■ **Exercise requirements**
Pick out each line containing the string "household" and copy it.

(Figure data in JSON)
================================

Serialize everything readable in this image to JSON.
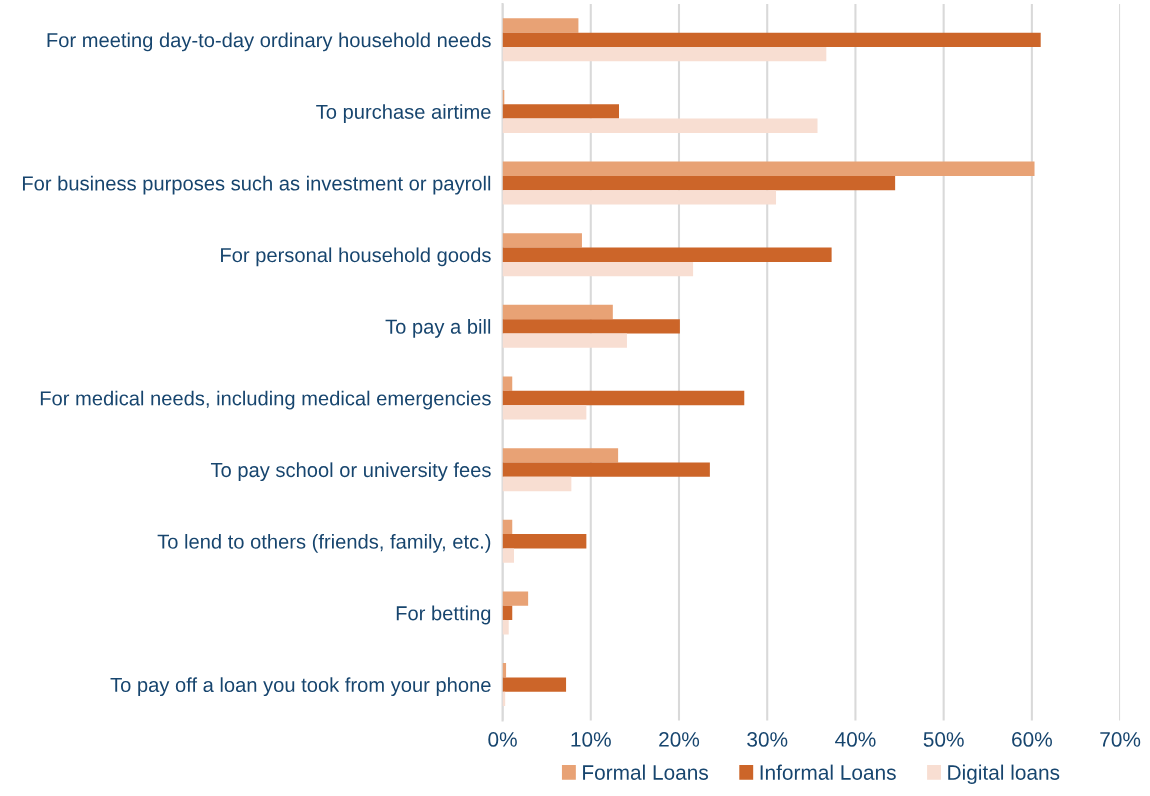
{
  "chart_data": {
    "type": "bar",
    "orientation": "horizontal",
    "categories": [
      "For meeting day-to-day ordinary household needs",
      "To purchase airtime",
      "For business purposes such as investment or payroll",
      "For personal household goods",
      "To pay a bill",
      "For medical needs, including medical emergencies",
      "To pay school or university fees",
      "To lend to others (friends, family, etc.)",
      "For betting",
      "To pay off a loan you took from your phone"
    ],
    "series": [
      {
        "name": "Formal Loans",
        "color": "#e8a275",
        "values": [
          8.6,
          0.2,
          60.3,
          9.0,
          12.5,
          1.1,
          13.1,
          1.1,
          2.9,
          0.4
        ]
      },
      {
        "name": "Informal Loans",
        "color": "#cc6529",
        "values": [
          61.0,
          13.2,
          44.5,
          37.3,
          20.1,
          27.4,
          23.5,
          9.5,
          1.1,
          7.2
        ]
      },
      {
        "name": "Digital loans",
        "color": "#f8ded2",
        "values": [
          36.7,
          35.7,
          31.0,
          21.6,
          14.1,
          9.5,
          7.8,
          1.3,
          0.7,
          0.3
        ]
      }
    ],
    "xlim": [
      0,
      70
    ],
    "xticks": [
      {
        "value": 0,
        "label": "0%"
      },
      {
        "value": 10,
        "label": "10%"
      },
      {
        "value": 20,
        "label": "20%"
      },
      {
        "value": 30,
        "label": "30%"
      },
      {
        "value": 40,
        "label": "40%"
      },
      {
        "value": 50,
        "label": "50%"
      },
      {
        "value": 60,
        "label": "60%"
      },
      {
        "value": 70,
        "label": "70%"
      }
    ],
    "grid": "x",
    "legend": "bottom"
  }
}
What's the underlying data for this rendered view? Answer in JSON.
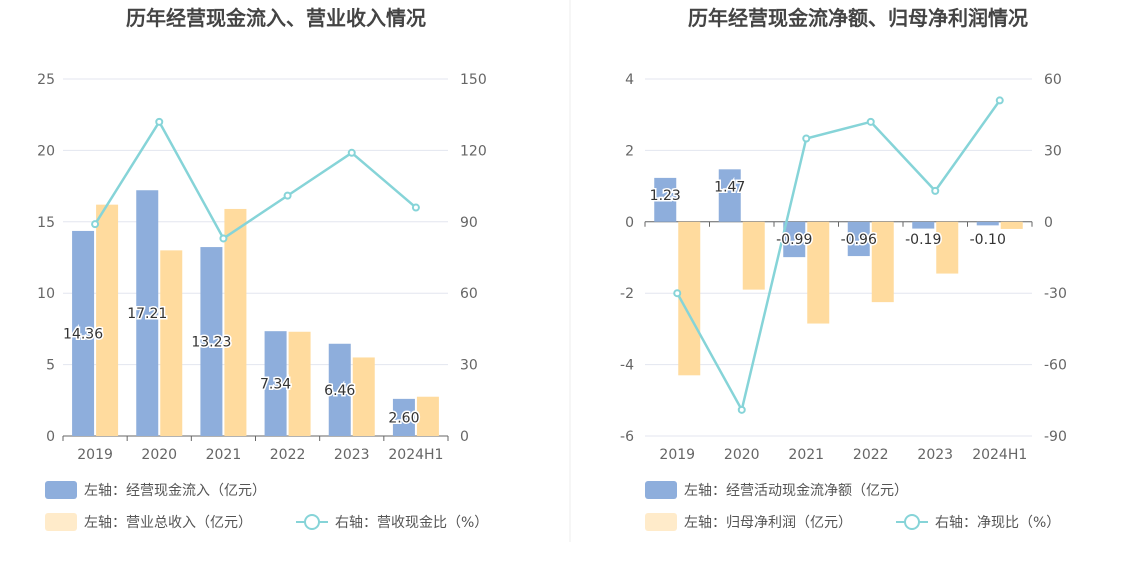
{
  "chart_data": [
    {
      "type": "bar",
      "title": "历年经营现金流入、营业收入情况",
      "categories": [
        "2019",
        "2020",
        "2021",
        "2022",
        "2023",
        "2024H1"
      ],
      "left_axis": {
        "ylim": [
          0,
          25
        ],
        "ticks": [
          "0",
          "5",
          "10",
          "15",
          "20",
          "25"
        ]
      },
      "right_axis": {
        "ylim": [
          0,
          150
        ],
        "ticks": [
          "0",
          "30",
          "60",
          "90",
          "120",
          "150"
        ]
      },
      "grid": true,
      "legend_position": "bottom",
      "series": [
        {
          "name": "左轴：经营现金流入（亿元）",
          "type": "bar",
          "axis": "left",
          "color": "#8eaedc",
          "values": [
            14.36,
            17.21,
            13.23,
            7.34,
            6.46,
            2.6
          ],
          "labels": [
            "14.36",
            "17.21",
            "13.23",
            "7.34",
            "6.46",
            "2.60"
          ]
        },
        {
          "name": "左轴：营业总收入（亿元）",
          "type": "bar",
          "axis": "left",
          "color": "#ffdb9e",
          "values": [
            16.2,
            13.0,
            15.9,
            7.3,
            5.5,
            2.75
          ]
        },
        {
          "name": "右轴：营收现金比（%）",
          "type": "line",
          "axis": "right",
          "color": "#86d4d8",
          "values": [
            89,
            132,
            83,
            101,
            119,
            96
          ]
        }
      ]
    },
    {
      "type": "bar",
      "title": "历年经营现金流净额、归母净利润情况",
      "categories": [
        "2019",
        "2020",
        "2021",
        "2022",
        "2023",
        "2024H1"
      ],
      "left_axis": {
        "ylim": [
          -6,
          4
        ],
        "ticks": [
          "-6",
          "-4",
          "-2",
          "0",
          "2",
          "4"
        ]
      },
      "right_axis": {
        "ylim": [
          -90,
          60
        ],
        "ticks": [
          "-90",
          "-60",
          "-30",
          "0",
          "30",
          "60"
        ]
      },
      "grid": true,
      "legend_position": "bottom",
      "series": [
        {
          "name": "左轴：经营活动现金流净额（亿元）",
          "type": "bar",
          "axis": "left",
          "color": "#8eaedc",
          "values": [
            1.23,
            1.47,
            -0.99,
            -0.96,
            -0.19,
            -0.1
          ],
          "labels": [
            "1.23",
            "1.47",
            "-0.99",
            "-0.96",
            "-0.19",
            "-0.10"
          ]
        },
        {
          "name": "左轴：归母净利润（亿元）",
          "type": "bar",
          "axis": "left",
          "color": "#ffdb9e",
          "values": [
            -4.3,
            -1.9,
            -2.85,
            -2.25,
            -1.45,
            -0.2
          ]
        },
        {
          "name": "右轴：净现比（%）",
          "type": "line",
          "axis": "right",
          "color": "#86d4d8",
          "values": [
            -30,
            -79,
            35,
            42,
            13,
            51
          ]
        }
      ]
    }
  ]
}
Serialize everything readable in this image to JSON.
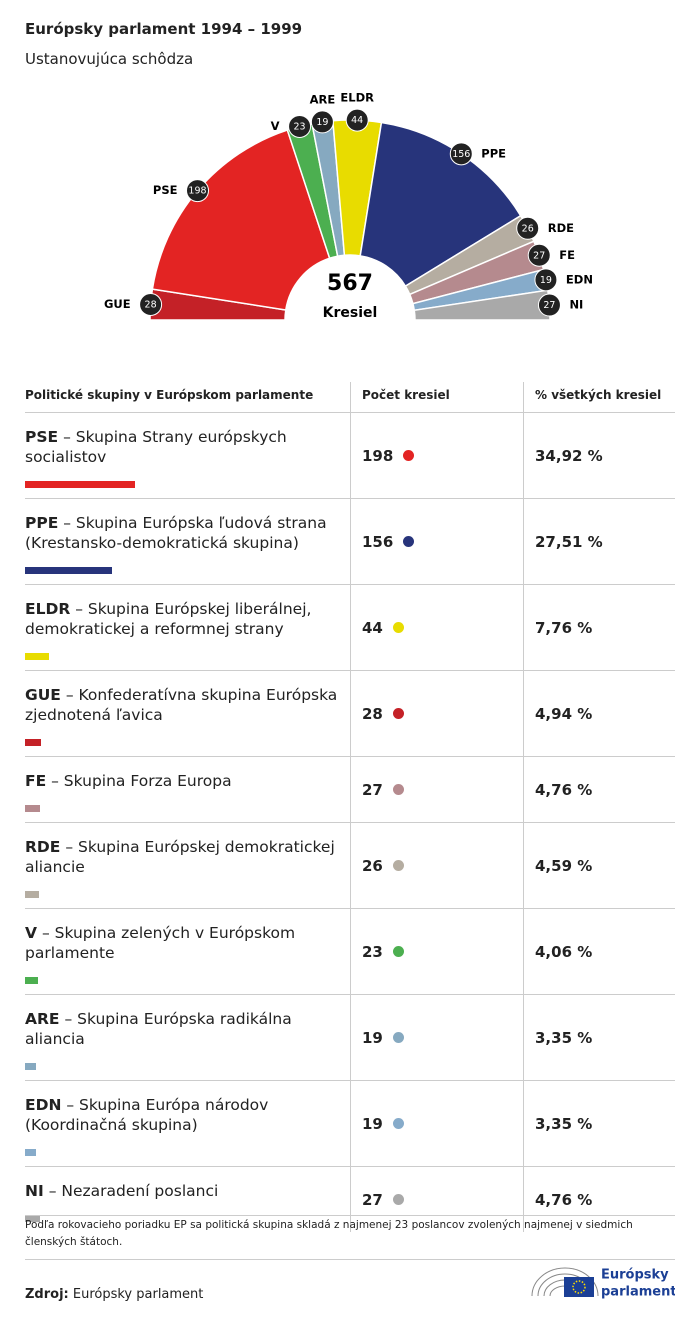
{
  "header": {
    "title": "Európsky parlament 1994 – 1999",
    "subtitle": "Ustanovujúca schôdza"
  },
  "chart_data": {
    "type": "semicircle-donut",
    "categories": [
      "GUE",
      "PSE",
      "V",
      "ARE",
      "ELDR",
      "PPE",
      "RDE",
      "FE",
      "EDN",
      "NI"
    ],
    "values": [
      28,
      198,
      23,
      19,
      44,
      156,
      26,
      27,
      19,
      27
    ],
    "colors": [
      "#c42127",
      "#e32423",
      "#4caf50",
      "#86a9c0",
      "#e8dc00",
      "#27347b",
      "#b5ada1",
      "#b58a8e",
      "#86abca",
      "#a9a9a9"
    ],
    "total": 567,
    "total_label": "Kresiel"
  },
  "table": {
    "headers": [
      "Politické skupiny v Európskom parlamente",
      "Počet kresiel",
      "% všetkých kresiel"
    ],
    "rows": [
      {
        "abbr": "PSE",
        "name": "– Skupina Strany európskych socialistov",
        "seats": 198,
        "percent": "34,92 %",
        "color": "#e32423"
      },
      {
        "abbr": "PPE",
        "name": "– Skupina Európska ľudová strana (Krestansko-demokratická skupina)",
        "seats": 156,
        "percent": "27,51 %",
        "color": "#27347b"
      },
      {
        "abbr": "ELDR",
        "name": "– Skupina Európskej liberálnej, demokratickej a reformnej strany",
        "seats": 44,
        "percent": "7,76 %",
        "color": "#e8dc00"
      },
      {
        "abbr": "GUE",
        "name": "– Konfederatívna skupina Európska zjednotená ľavica",
        "seats": 28,
        "percent": "4,94 %",
        "color": "#c42127"
      },
      {
        "abbr": "FE",
        "name": "– Skupina Forza Europa",
        "seats": 27,
        "percent": "4,76 %",
        "color": "#b58a8e"
      },
      {
        "abbr": "RDE",
        "name": "– Skupina Európskej demokratickej aliancie",
        "seats": 26,
        "percent": "4,59 %",
        "color": "#b5ada1"
      },
      {
        "abbr": "V",
        "name": "– Skupina zelených v Európskom parlamente",
        "seats": 23,
        "percent": "4,06 %",
        "color": "#4caf50"
      },
      {
        "abbr": "ARE",
        "name": "– Skupina Európska radikálna aliancia",
        "seats": 19,
        "percent": "3,35 %",
        "color": "#86a9c0"
      },
      {
        "abbr": "EDN",
        "name": "– Skupina Európa národov (Koordinačná skupina)",
        "seats": 19,
        "percent": "3,35 %",
        "color": "#86abca"
      },
      {
        "abbr": "NI",
        "name": "– Nezaradení poslanci",
        "seats": 27,
        "percent": "4,76 %",
        "color": "#a9a9a9"
      }
    ]
  },
  "footnote": "Podľa rokovacieho poriadku EP sa politická skupina skladá z najmenej 23 poslancov zvolených najmenej v siedmich členských štátoch.",
  "source": {
    "label": "Zdroj:",
    "text": "Európsky parlament"
  },
  "logo": {
    "line1": "Európsky",
    "line2": "parlament"
  }
}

================================

■ **Complete response**
      "For meeting day-to-day ordinary household needs",
      "For personal household goods",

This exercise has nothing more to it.